**What this task involves:**
Transcribe each record exactly. Include every one.

□ □ □ □

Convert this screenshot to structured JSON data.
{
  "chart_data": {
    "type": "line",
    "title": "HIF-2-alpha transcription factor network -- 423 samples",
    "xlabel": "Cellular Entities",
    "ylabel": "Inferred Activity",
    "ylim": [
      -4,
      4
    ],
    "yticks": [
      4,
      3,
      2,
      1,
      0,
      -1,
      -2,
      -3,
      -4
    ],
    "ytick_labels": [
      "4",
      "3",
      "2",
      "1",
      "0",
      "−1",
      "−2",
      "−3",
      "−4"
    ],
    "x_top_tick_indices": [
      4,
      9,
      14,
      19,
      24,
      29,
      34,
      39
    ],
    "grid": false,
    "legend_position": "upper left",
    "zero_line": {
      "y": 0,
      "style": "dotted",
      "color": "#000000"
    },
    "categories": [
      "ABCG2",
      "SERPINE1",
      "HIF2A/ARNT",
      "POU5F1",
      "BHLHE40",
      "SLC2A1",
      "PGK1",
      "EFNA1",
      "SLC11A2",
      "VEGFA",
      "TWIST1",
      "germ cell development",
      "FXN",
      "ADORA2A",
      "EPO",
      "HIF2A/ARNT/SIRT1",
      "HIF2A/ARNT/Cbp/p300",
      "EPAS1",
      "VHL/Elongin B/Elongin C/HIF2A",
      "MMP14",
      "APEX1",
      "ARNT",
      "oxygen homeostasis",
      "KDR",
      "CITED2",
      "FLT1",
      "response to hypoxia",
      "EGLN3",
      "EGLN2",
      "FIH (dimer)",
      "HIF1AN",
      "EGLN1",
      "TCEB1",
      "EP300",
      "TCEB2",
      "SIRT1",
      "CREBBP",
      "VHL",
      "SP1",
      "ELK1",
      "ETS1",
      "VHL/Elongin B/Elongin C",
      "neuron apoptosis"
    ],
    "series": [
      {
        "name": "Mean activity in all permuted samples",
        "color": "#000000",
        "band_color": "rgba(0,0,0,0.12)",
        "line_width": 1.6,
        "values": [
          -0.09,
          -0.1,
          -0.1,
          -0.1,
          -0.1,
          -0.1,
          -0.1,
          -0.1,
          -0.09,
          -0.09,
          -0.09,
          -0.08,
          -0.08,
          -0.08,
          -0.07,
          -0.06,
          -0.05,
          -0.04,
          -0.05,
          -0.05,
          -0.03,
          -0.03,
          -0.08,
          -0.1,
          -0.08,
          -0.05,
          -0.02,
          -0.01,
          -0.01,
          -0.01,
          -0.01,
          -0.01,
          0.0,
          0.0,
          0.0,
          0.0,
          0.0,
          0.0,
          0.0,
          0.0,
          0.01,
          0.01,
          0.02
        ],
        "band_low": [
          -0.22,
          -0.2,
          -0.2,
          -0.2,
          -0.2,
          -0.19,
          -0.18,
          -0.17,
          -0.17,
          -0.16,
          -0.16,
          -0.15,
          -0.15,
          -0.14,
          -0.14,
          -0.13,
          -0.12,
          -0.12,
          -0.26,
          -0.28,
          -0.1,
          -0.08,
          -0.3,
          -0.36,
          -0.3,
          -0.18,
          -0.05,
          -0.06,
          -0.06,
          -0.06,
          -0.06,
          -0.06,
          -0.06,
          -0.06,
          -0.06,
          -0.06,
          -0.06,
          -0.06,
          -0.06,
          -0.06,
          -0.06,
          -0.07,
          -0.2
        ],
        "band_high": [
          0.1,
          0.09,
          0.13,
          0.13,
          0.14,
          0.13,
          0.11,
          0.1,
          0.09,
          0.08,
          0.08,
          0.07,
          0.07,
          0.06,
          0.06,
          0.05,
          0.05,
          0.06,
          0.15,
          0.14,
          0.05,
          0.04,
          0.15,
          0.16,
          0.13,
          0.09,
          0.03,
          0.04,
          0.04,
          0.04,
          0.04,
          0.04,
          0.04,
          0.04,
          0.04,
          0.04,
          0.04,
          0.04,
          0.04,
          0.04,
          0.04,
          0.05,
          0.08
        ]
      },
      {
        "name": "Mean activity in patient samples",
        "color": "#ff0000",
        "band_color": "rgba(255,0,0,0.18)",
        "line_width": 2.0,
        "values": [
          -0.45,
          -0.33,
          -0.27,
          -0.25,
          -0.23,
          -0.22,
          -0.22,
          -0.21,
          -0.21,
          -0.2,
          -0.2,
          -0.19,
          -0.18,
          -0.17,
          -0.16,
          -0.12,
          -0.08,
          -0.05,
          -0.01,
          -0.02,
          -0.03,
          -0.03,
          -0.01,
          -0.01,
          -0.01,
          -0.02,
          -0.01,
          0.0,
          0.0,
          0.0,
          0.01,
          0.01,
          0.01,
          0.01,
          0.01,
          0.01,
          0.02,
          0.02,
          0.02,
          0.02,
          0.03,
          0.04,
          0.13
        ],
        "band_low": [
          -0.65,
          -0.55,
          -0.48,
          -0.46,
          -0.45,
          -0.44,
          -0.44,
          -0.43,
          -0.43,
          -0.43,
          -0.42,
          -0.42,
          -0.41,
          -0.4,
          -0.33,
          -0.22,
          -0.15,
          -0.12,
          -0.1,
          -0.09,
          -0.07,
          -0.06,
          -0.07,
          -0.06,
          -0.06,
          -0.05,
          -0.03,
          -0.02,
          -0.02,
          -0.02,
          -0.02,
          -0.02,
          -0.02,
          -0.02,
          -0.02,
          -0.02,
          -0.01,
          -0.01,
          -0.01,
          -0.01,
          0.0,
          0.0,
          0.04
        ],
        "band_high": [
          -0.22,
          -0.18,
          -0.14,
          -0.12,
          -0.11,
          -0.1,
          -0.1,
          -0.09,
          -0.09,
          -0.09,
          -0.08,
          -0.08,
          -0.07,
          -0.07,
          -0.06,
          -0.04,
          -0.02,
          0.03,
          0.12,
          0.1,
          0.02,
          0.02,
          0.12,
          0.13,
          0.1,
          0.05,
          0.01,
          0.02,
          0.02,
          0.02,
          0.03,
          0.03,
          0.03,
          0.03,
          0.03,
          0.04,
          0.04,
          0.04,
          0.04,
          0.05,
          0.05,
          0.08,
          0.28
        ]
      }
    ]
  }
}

□ □ □ □

**Expected output:**
Convert this screenshot to structured JSON data.
{
  "chart_data": {
    "type": "line",
    "title": "HIF-2-alpha transcription factor network -- 423 samples",
    "xlabel": "Cellular Entities",
    "ylabel": "Inferred Activity",
    "ylim": [
      -4,
      4
    ],
    "yticks": [
      4,
      3,
      2,
      1,
      0,
      -1,
      -2,
      -3,
      -4
    ],
    "ytick_labels": [
      "4",
      "3",
      "2",
      "1",
      "0",
      "−1",
      "−2",
      "−3",
      "−4"
    ],
    "x_top_tick_indices": [
      4,
      9,
      14,
      19,
      24,
      29,
      34,
      39
    ],
    "grid": false,
    "legend_position": "upper left",
    "zero_line": {
      "y": 0,
      "style": "dotted",
      "color": "#000000"
    },
    "categories": [
      "ABCG2",
      "SERPINE1",
      "HIF2A/ARNT",
      "POU5F1",
      "BHLHE40",
      "SLC2A1",
      "PGK1",
      "EFNA1",
      "SLC11A2",
      "VEGFA",
      "TWIST1",
      "germ cell development",
      "FXN",
      "ADORA2A",
      "EPO",
      "HIF2A/ARNT/SIRT1",
      "HIF2A/ARNT/Cbp/p300",
      "EPAS1",
      "VHL/Elongin B/Elongin C/HIF2A",
      "MMP14",
      "APEX1",
      "ARNT",
      "oxygen homeostasis",
      "KDR",
      "CITED2",
      "FLT1",
      "response to hypoxia",
      "EGLN3",
      "EGLN2",
      "FIH (dimer)",
      "HIF1AN",
      "EGLN1",
      "TCEB1",
      "EP300",
      "TCEB2",
      "SIRT1",
      "CREBBP",
      "VHL",
      "SP1",
      "ELK1",
      "ETS1",
      "VHL/Elongin B/Elongin C",
      "neuron apoptosis"
    ],
    "series": [
      {
        "name": "Mean activity in all permuted samples",
        "color": "#000000",
        "band_color": "rgba(0,0,0,0.12)",
        "line_width": 1.6,
        "values": [
          -0.09,
          -0.1,
          -0.1,
          -0.1,
          -0.1,
          -0.1,
          -0.1,
          -0.1,
          -0.09,
          -0.09,
          -0.09,
          -0.08,
          -0.08,
          -0.08,
          -0.07,
          -0.06,
          -0.05,
          -0.04,
          -0.05,
          -0.05,
          -0.03,
          -0.03,
          -0.08,
          -0.1,
          -0.08,
          -0.05,
          -0.02,
          -0.01,
          -0.01,
          -0.01,
          -0.01,
          -0.01,
          0.0,
          0.0,
          0.0,
          0.0,
          0.0,
          0.0,
          0.0,
          0.0,
          0.01,
          0.01,
          0.02
        ],
        "band_low": [
          -0.22,
          -0.2,
          -0.2,
          -0.2,
          -0.2,
          -0.19,
          -0.18,
          -0.17,
          -0.17,
          -0.16,
          -0.16,
          -0.15,
          -0.15,
          -0.14,
          -0.14,
          -0.13,
          -0.12,
          -0.12,
          -0.26,
          -0.28,
          -0.1,
          -0.08,
          -0.3,
          -0.36,
          -0.3,
          -0.18,
          -0.05,
          -0.06,
          -0.06,
          -0.06,
          -0.06,
          -0.06,
          -0.06,
          -0.06,
          -0.06,
          -0.06,
          -0.06,
          -0.06,
          -0.06,
          -0.06,
          -0.06,
          -0.07,
          -0.2
        ],
        "band_high": [
          0.1,
          0.09,
          0.13,
          0.13,
          0.14,
          0.13,
          0.11,
          0.1,
          0.09,
          0.08,
          0.08,
          0.07,
          0.07,
          0.06,
          0.06,
          0.05,
          0.05,
          0.06,
          0.15,
          0.14,
          0.05,
          0.04,
          0.15,
          0.16,
          0.13,
          0.09,
          0.03,
          0.04,
          0.04,
          0.04,
          0.04,
          0.04,
          0.04,
          0.04,
          0.04,
          0.04,
          0.04,
          0.04,
          0.04,
          0.04,
          0.04,
          0.05,
          0.08
        ]
      },
      {
        "name": "Mean activity in patient samples",
        "color": "#ff0000",
        "band_color": "rgba(255,0,0,0.18)",
        "line_width": 2.0,
        "values": [
          -0.45,
          -0.33,
          -0.27,
          -0.25,
          -0.23,
          -0.22,
          -0.22,
          -0.21,
          -0.21,
          -0.2,
          -0.2,
          -0.19,
          -0.18,
          -0.17,
          -0.16,
          -0.12,
          -0.08,
          -0.05,
          -0.01,
          -0.02,
          -0.03,
          -0.03,
          -0.01,
          -0.01,
          -0.01,
          -0.02,
          -0.01,
          0.0,
          0.0,
          0.0,
          0.01,
          0.01,
          0.01,
          0.01,
          0.01,
          0.01,
          0.02,
          0.02,
          0.02,
          0.02,
          0.03,
          0.04,
          0.13
        ],
        "band_low": [
          -0.65,
          -0.55,
          -0.48,
          -0.46,
          -0.45,
          -0.44,
          -0.44,
          -0.43,
          -0.43,
          -0.43,
          -0.42,
          -0.42,
          -0.41,
          -0.4,
          -0.33,
          -0.22,
          -0.15,
          -0.12,
          -0.1,
          -0.09,
          -0.07,
          -0.06,
          -0.07,
          -0.06,
          -0.06,
          -0.05,
          -0.03,
          -0.02,
          -0.02,
          -0.02,
          -0.02,
          -0.02,
          -0.02,
          -0.02,
          -0.02,
          -0.02,
          -0.01,
          -0.01,
          -0.01,
          -0.01,
          0.0,
          0.0,
          0.04
        ],
        "band_high": [
          -0.22,
          -0.18,
          -0.14,
          -0.12,
          -0.11,
          -0.1,
          -0.1,
          -0.09,
          -0.09,
          -0.09,
          -0.08,
          -0.08,
          -0.07,
          -0.07,
          -0.06,
          -0.04,
          -0.02,
          0.03,
          0.12,
          0.1,
          0.02,
          0.02,
          0.12,
          0.13,
          0.1,
          0.05,
          0.01,
          0.02,
          0.02,
          0.02,
          0.03,
          0.03,
          0.03,
          0.03,
          0.03,
          0.04,
          0.04,
          0.04,
          0.04,
          0.05,
          0.05,
          0.08,
          0.28
        ]
      }
    ]
  }
}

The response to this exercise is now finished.